Apply what you read:
a - Answer these questions using the article on Slater & Gordon's bailout:
(i) What ownership stake will Anchorage Capital Group take in the company?
(ii) How high were Slater & Gordon's shares traded in early 2015?
(iii) Which Slater & Gordon director apologized to Stephen Brown after the meeting?
b - Return the passage of the Slater & Gordon article from "At a sometimes" to "was not approved.", copied exactly.

Source document:
★ ★ ★ ★

The hedge fund that will soon have a controlling stake in endangered law firm Slater & Gordon has bluntly told retail shareholders not to expect it to protect their interests in the boardroom.
At a sometimes fiery annual general meeting, Slater & Gordon gathered enough support on Wednesday to pass a bailout plan that will see Anchorage Capital Group take a 95 per cent ownership stake in the company in exchange for forgiving some of the listed law firm's massive debts.
Existing shareholders' will be reduced to 5 per cent of the share registry, and their shares will be consolidated on a 1 for 100 basis under the plan. That will see the stock devalued from Tuesday's price of 4?? to between 0.3?? and 1.1??.
The company had warned it risked insolvency if the recapitalisation was not approved.
Slater & Gordon's shares were traded as high as $7.85 in early 2015, but have shed more than 99 per cent of their value after the law firm ran up huge losses and a billion dollar plus impairment to the value of a disastrous acquisition in the United Kingdom.
Three Anchorage nominees were elected to the board at Wednesday's meeting, including Merrick Howes, managing director of Anchorage's local subsiduary ACPA and formerly of Goldman Sachs, Merrill Lynch and Macquarie.
Asked by a retail shareholder before the vote how his appointment would protect or assist existing shareholders, Mr Howes said his job was to work in Anchorage's interests.
"I have been appointed to the board as a representative of Anchorage, which is effectively my employer, so I'll be looking after the interests of Anchorage on the board," he told the room.
Stephen Brown, the shareholder who quizzed Mr Howes, said another Slater & Gordon director, James Millar, approached him after the meeting to apologise for Mr Howes' response.
"We still rely on Anchorage to do the right thing," Mr Brown, who has 50,000 shares prior to the consolidation, told Fairfax Media.
"But when you hear one of the Anchorage directors saying that he's only interested in Anchorage, I look at it and think, well, all he's going to do is look to recover the money that they've invested.
"Does that mean they're going to run the business into the ground and extract all the money out of it? That's my concern."
Section 181 of the corporations act says that directors are obliged to act in "the best interests of the corporation".

★ ★ ★ ★

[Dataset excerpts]
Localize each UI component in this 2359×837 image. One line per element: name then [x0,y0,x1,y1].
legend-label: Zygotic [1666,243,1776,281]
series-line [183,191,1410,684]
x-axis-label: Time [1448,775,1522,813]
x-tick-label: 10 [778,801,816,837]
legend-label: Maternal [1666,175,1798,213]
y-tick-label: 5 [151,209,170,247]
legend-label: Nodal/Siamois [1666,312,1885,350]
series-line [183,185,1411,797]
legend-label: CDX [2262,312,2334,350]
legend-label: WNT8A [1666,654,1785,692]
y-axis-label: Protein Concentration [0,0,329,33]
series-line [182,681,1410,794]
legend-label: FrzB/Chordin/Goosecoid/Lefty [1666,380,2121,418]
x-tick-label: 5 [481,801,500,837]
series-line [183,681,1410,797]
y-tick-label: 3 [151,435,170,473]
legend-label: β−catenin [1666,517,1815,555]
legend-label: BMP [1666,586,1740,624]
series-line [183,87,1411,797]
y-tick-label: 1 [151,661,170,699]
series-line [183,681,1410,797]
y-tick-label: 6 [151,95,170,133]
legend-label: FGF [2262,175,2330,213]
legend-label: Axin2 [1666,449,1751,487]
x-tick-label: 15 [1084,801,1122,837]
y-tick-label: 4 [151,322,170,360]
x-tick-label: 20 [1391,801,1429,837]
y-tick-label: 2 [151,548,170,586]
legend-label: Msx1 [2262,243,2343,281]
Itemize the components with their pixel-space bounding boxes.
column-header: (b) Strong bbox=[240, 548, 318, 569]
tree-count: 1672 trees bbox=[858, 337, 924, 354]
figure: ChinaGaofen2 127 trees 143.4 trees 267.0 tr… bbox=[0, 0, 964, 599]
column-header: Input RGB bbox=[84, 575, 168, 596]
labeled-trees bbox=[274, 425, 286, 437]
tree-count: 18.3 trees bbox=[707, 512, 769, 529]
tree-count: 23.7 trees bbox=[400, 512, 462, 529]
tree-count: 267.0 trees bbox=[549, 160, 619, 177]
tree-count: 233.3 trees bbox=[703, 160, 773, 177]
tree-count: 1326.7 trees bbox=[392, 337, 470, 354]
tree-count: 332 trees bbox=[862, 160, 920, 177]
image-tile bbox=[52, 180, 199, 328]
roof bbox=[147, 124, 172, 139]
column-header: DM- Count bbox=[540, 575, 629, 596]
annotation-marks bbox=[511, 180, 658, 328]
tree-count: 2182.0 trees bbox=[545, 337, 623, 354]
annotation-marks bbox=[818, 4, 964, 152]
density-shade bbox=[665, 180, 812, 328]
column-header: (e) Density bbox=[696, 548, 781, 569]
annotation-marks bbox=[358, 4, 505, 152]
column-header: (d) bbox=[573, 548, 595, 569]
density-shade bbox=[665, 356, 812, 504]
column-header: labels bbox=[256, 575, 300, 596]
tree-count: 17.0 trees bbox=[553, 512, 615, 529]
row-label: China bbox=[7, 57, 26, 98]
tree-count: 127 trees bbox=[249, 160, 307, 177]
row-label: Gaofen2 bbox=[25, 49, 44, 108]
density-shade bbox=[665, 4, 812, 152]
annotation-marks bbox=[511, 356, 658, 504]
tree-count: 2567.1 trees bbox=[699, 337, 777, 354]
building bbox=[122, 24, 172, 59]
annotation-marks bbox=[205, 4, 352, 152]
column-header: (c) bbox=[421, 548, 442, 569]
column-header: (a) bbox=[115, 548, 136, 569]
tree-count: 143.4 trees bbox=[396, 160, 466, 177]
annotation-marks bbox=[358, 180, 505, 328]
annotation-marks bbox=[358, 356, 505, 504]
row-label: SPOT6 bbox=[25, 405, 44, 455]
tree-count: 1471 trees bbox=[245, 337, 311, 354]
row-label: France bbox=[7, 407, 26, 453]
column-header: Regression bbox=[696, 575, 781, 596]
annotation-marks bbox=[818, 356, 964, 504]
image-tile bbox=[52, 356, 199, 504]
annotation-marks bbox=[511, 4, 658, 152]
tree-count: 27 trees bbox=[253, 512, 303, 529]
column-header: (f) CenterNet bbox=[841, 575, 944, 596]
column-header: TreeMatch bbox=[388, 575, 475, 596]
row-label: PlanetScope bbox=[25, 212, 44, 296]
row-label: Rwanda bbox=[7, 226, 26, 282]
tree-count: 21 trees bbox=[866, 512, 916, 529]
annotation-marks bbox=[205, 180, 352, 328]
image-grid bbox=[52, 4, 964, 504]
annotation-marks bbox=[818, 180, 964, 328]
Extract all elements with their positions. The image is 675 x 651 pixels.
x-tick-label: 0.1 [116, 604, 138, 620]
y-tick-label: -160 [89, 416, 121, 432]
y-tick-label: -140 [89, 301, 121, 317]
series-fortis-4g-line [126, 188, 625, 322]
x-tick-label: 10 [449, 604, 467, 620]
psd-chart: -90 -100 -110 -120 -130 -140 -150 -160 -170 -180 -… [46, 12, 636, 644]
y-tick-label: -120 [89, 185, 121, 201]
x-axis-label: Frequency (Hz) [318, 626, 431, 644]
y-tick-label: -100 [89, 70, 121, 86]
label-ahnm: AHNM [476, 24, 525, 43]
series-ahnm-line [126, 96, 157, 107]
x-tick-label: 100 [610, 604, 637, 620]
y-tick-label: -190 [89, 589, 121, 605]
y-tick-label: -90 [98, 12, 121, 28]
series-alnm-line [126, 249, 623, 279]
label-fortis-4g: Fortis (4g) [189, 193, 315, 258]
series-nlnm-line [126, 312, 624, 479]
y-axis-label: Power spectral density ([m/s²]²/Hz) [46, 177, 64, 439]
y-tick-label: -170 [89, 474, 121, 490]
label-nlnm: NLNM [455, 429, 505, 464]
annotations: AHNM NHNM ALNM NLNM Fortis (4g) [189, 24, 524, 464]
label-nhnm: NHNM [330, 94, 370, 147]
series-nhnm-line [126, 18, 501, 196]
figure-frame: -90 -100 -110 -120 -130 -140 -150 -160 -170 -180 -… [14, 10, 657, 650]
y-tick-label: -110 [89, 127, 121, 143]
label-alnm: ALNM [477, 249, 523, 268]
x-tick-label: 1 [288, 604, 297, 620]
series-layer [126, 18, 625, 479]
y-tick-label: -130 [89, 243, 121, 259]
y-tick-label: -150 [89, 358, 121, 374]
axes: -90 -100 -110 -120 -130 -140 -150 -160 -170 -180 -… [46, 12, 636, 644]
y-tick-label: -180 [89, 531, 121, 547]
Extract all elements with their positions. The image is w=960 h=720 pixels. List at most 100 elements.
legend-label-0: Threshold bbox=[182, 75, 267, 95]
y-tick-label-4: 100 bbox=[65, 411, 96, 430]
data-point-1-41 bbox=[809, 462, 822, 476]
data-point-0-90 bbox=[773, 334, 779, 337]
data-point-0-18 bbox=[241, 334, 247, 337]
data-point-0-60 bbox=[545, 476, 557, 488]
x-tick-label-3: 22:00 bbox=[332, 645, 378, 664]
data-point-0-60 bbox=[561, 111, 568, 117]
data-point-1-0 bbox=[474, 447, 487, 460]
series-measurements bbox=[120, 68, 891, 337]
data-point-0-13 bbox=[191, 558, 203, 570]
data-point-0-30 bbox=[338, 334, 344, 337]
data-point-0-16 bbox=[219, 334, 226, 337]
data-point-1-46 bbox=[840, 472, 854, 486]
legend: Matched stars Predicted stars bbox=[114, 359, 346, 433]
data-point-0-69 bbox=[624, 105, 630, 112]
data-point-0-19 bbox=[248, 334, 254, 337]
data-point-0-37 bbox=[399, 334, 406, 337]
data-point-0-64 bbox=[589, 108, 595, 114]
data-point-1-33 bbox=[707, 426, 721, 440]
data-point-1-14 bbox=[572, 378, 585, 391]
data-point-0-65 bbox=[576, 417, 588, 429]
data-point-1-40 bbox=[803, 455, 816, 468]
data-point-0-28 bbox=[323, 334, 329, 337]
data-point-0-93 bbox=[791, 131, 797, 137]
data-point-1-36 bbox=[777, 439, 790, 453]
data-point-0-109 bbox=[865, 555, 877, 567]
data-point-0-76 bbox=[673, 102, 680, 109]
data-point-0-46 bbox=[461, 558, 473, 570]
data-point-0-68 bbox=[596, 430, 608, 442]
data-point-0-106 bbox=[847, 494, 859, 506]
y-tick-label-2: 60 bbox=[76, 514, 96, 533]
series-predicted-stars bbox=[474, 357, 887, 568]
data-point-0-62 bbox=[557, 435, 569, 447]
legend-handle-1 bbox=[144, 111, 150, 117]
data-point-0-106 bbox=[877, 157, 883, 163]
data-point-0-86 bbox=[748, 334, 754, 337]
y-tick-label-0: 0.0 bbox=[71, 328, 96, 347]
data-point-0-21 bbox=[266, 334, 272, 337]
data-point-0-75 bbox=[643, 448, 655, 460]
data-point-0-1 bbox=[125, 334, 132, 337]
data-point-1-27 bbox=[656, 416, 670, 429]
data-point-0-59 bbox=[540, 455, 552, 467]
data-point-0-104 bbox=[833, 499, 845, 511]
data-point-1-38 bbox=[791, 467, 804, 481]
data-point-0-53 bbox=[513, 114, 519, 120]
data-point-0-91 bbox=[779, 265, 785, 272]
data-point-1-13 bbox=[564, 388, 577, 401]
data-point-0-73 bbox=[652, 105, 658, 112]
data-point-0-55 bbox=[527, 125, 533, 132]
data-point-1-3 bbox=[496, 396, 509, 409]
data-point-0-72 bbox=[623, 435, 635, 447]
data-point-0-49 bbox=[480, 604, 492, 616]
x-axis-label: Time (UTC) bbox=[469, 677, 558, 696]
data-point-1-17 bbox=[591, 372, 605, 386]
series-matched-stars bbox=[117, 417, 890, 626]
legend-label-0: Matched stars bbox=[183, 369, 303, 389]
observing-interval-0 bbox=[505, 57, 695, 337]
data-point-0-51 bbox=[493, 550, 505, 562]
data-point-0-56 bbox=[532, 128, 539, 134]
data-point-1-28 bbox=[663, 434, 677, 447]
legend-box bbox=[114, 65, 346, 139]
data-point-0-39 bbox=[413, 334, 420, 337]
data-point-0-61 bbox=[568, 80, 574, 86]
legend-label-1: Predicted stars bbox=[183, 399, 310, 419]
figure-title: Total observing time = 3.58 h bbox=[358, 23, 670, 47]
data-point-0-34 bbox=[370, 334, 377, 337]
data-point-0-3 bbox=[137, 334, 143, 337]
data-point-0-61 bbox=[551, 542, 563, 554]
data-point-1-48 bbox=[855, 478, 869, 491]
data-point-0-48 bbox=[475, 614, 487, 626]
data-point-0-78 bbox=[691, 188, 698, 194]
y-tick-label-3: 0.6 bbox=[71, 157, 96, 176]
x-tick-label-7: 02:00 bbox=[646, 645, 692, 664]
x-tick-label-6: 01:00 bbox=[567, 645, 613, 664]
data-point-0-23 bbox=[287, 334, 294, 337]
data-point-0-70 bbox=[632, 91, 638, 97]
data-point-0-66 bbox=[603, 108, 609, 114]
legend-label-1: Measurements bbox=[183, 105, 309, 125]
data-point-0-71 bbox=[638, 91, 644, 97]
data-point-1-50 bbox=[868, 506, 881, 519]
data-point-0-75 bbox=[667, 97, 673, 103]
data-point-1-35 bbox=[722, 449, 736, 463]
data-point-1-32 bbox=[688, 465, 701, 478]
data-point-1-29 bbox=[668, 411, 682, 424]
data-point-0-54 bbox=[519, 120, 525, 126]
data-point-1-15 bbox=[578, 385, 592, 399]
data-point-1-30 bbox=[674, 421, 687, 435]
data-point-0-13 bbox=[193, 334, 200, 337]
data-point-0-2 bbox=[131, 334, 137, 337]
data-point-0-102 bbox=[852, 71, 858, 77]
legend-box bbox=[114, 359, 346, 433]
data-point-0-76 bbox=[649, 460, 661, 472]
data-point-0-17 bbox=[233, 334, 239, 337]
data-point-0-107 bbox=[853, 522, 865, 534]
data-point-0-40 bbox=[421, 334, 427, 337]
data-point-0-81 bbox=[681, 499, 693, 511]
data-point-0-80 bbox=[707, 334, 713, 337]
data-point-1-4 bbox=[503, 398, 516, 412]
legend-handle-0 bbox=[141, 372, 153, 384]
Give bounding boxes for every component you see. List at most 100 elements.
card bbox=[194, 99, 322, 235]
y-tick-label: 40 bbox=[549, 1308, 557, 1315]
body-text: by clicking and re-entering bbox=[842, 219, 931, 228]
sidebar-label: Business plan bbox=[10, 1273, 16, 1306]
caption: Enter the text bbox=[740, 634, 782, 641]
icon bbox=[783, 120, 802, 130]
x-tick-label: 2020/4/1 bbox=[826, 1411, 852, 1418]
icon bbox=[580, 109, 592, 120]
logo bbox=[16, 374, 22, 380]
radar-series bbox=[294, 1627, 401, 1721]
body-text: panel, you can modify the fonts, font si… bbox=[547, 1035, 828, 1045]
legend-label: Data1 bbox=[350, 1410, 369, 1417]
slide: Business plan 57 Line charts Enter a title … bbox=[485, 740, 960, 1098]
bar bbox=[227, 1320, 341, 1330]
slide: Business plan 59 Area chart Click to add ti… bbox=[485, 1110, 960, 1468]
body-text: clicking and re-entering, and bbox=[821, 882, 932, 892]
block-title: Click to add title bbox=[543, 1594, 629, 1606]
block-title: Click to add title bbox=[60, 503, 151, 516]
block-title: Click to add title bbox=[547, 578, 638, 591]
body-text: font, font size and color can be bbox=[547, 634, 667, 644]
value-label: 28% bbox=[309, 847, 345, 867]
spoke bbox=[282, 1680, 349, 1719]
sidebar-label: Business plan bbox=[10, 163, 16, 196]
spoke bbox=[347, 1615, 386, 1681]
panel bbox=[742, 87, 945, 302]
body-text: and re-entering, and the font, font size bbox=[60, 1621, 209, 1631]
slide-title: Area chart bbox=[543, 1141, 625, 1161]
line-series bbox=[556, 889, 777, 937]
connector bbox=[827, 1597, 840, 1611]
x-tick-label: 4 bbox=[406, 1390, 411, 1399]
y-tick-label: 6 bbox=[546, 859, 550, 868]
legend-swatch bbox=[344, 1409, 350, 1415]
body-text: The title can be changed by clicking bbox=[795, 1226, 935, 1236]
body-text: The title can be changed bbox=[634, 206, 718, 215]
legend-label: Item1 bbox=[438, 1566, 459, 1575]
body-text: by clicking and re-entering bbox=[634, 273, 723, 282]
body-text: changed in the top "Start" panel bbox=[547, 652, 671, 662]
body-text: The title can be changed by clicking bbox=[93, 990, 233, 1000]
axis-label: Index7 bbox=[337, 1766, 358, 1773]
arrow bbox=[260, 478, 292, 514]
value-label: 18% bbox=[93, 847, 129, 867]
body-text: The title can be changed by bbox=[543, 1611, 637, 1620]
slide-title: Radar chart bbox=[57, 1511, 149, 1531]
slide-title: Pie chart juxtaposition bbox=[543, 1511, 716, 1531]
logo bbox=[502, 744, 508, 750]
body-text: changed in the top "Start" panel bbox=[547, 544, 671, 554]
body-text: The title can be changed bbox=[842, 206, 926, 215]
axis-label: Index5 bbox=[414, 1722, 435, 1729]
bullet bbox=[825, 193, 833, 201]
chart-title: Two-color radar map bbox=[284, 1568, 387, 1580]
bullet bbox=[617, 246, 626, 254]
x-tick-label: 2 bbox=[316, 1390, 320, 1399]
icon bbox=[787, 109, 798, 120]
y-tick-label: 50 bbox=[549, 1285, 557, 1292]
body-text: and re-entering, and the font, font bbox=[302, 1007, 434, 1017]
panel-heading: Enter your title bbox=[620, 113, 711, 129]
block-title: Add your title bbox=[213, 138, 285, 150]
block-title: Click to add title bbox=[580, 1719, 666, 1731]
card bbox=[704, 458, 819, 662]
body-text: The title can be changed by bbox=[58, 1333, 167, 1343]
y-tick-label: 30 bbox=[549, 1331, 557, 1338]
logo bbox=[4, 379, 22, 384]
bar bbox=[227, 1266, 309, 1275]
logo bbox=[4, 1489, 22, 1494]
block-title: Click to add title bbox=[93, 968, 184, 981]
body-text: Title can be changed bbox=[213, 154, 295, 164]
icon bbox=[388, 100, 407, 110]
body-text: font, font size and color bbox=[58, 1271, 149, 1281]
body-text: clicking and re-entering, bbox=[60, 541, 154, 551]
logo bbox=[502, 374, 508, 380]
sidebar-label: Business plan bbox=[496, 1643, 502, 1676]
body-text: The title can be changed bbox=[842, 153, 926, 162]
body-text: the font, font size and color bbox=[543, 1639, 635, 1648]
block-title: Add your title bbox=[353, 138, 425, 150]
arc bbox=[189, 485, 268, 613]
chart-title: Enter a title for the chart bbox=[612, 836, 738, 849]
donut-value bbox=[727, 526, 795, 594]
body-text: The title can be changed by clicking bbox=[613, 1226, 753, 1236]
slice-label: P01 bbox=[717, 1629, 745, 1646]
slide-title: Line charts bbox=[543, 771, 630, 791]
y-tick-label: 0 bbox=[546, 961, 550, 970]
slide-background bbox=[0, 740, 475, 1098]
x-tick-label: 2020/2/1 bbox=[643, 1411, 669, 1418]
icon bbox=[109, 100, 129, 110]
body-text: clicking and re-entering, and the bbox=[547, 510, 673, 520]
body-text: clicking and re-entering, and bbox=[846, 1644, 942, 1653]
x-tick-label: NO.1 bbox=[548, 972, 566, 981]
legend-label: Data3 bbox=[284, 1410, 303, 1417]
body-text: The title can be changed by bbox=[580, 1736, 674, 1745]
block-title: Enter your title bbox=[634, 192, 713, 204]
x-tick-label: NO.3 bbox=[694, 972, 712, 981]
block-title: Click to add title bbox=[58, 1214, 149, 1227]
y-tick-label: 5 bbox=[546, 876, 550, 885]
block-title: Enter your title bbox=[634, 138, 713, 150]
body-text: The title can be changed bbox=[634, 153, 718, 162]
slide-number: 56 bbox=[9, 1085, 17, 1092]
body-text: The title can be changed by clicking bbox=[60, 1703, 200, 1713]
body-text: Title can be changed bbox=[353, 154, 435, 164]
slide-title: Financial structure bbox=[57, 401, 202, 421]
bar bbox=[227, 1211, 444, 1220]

★ ★ ★ ★

Solutions in order:
a -
(i) A 95 per cent ownership stake.
(ii) As high as $7.85.
(iii) James Millar.

b -
At a sometimes fiery annual general meeting, Slater & Gordon gathered enough support on Wednesday to pass a bailout plan that will see Anchorage Capital Group take a 95 per cent ownership stake in the company in exchange for forgiving some of the listed law firm's massive debts.
Existing shareholders' will be reduced to 5 per cent of the share registry, and their shares will be consolidated on a 1 for 100 basis under the plan. That will see the stock devalued from Tuesday's price of 4?? to between 0.3?? and 1.1??.
The company had warned it risked insolvency if the recapitalisation was not approved.